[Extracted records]

==================================================

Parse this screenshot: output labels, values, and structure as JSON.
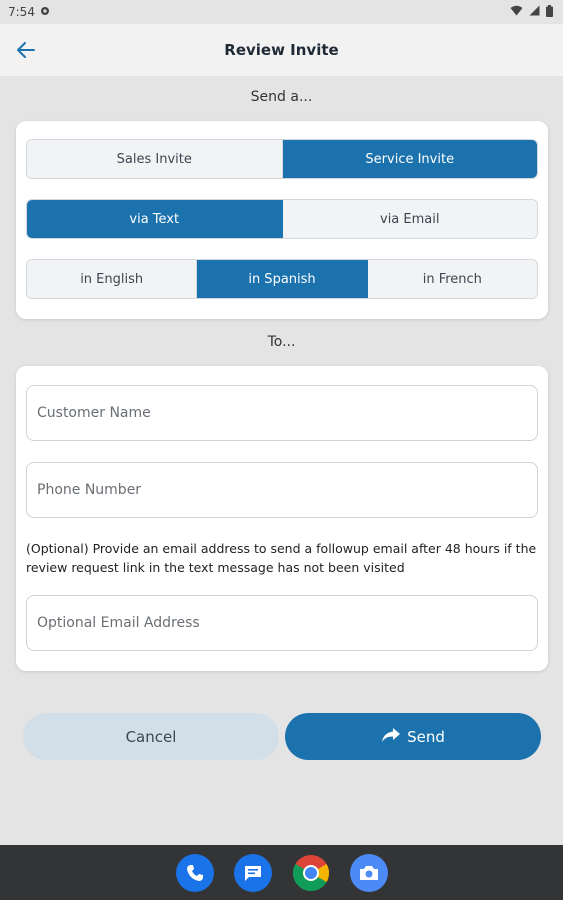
{
  "status_bar": {
    "time": "7:54"
  },
  "app_bar": {
    "title": "Review Invite"
  },
  "send_section": {
    "label": "Send a..."
  },
  "invite_type": {
    "options": [
      {
        "label": "Sales Invite",
        "active": false
      },
      {
        "label": "Service Invite",
        "active": true
      }
    ]
  },
  "channel": {
    "options": [
      {
        "label": "via Text",
        "active": true
      },
      {
        "label": "via Email",
        "active": false
      }
    ]
  },
  "language": {
    "options": [
      {
        "label": "in English",
        "active": false
      },
      {
        "label": "in Spanish",
        "active": true
      },
      {
        "label": "in French",
        "active": false
      }
    ]
  },
  "to_section": {
    "label": "To..."
  },
  "form": {
    "customer_name": {
      "placeholder": "Customer Name",
      "value": ""
    },
    "phone_number": {
      "placeholder": "Phone Number",
      "value": ""
    },
    "optional_note": "(Optional) Provide an email address to send a followup email after 48 hours if the review request link in the text message has not been visited",
    "email": {
      "placeholder": "Optional Email Address",
      "value": ""
    }
  },
  "actions": {
    "cancel_label": "Cancel",
    "send_label": "Send"
  },
  "colors": {
    "accent": "#1b72ad",
    "cancel_bg": "#d2dfe9",
    "background": "#e4e4e4"
  },
  "dock": {
    "icons": [
      "phone-icon",
      "messages-icon",
      "chrome-icon",
      "camera-icon"
    ]
  }
}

==================================================

• _What is needed_: Go through the material above and count the lines that contain "placeholder"; answer with the number alone.

• _In response_: 3